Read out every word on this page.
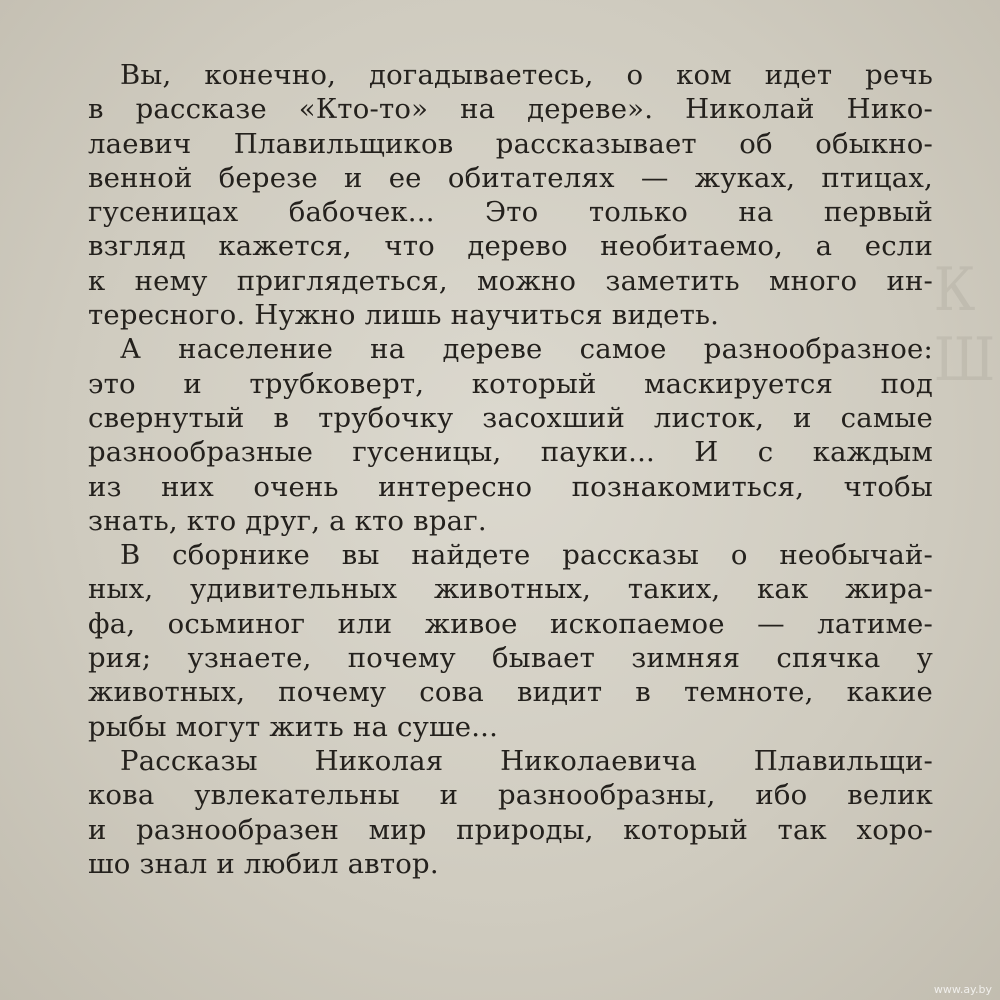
К Ш
Вы, конечно, догадываетесь, о ком идет речь
в рассказе «Кто-то» на дереве». Николай Нико-
лаевич Плавильщиков рассказывает об обыкно-
венной березе и ее обитателях — жуках, птицах,
гусеницах бабочек... Это только на первый
взгляд кажется, что дерево необитаемо, а если
к нему приглядеться, можно заметить много ин-
тересного. Нужно лишь научиться видеть.
А население на дереве самое разнообразное:
это и трубковерт, который маскируется под
свернутый в трубочку засохший листок, и самые
разнообразные гусеницы, пауки... И с каждым
из них очень интересно познакомиться, чтобы
знать, кто друг, а кто враг.
В сборнике вы найдете рассказы о необычай-
ных, удивительных животных, таких, как жира-
фа, осьминог или живое ископаемое — латиме-
рия; узнаете, почему бывает зимняя спячка у
животных, почему сова видит в темноте, какие
рыбы могут жить на суше...
Рассказы Николая Николаевича Плавильщи-
кова увлекательны и разнообразны, ибо велик
и разнообразен мир природы, который так хоро-
шо знал и любил автор.
www.ay.by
□ □ □ □ □ □ □
» **Exercise brief**:
Copy out all lines above that include the string "который".

» **The solution**:
это и трубковерт, который маскируется под
и разнообразен мир природы, который так хоро-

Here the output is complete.